:: SUPPLIED MATERIAL ::

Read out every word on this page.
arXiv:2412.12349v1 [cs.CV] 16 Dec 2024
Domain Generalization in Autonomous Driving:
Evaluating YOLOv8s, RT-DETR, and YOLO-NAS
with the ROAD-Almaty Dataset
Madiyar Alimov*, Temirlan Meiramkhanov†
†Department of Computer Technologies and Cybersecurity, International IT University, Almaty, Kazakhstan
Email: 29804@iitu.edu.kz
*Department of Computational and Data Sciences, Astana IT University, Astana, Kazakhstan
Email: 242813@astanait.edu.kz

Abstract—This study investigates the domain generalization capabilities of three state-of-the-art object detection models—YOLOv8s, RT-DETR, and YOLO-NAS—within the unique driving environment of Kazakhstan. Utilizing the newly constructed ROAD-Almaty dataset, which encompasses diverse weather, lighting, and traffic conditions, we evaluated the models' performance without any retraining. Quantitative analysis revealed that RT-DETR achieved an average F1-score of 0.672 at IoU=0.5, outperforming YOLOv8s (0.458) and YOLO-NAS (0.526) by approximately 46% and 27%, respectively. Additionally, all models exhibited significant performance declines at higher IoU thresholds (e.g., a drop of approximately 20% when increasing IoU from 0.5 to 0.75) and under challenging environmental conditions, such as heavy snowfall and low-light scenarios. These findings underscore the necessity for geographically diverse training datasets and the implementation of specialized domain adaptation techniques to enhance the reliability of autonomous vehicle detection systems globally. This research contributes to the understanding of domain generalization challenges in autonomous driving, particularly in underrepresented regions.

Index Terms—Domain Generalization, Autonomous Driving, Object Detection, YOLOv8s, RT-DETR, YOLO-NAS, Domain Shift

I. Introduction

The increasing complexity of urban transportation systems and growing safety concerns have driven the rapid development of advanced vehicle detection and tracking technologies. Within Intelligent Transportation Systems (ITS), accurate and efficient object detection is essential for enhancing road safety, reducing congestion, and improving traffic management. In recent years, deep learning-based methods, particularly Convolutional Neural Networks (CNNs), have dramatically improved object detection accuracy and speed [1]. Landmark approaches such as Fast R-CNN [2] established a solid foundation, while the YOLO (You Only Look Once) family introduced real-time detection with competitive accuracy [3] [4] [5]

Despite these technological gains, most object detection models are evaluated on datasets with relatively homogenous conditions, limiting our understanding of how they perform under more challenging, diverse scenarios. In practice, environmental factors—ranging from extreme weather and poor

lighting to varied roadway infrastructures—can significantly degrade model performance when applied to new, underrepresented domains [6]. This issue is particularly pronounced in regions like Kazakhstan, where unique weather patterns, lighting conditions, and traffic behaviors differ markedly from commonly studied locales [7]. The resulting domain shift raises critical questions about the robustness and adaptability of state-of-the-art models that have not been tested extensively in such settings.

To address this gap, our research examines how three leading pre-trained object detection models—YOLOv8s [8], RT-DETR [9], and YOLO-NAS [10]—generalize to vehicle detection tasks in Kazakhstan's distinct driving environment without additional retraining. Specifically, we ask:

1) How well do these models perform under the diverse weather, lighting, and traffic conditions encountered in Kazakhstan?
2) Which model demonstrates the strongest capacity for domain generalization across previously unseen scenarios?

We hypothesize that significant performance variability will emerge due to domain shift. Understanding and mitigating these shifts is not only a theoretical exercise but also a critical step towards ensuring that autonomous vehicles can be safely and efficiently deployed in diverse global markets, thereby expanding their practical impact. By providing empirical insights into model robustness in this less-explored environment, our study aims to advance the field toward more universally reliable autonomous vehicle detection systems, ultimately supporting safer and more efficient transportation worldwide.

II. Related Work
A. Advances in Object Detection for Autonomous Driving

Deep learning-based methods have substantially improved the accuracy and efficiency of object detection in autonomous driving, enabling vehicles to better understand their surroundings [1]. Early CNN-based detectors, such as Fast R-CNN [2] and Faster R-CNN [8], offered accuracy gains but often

:::

◆ TASK STATEMENT:
Find the word "Department" in the material, then list each line that holds it.

◆ FULL ANSWER:
†Department of Computer Technologies and Cybersecurity, International IT University, Almaty, Kazakhstan
*Department of Computational and Data Sciences, Astana IT University, Astana, Kazakhstan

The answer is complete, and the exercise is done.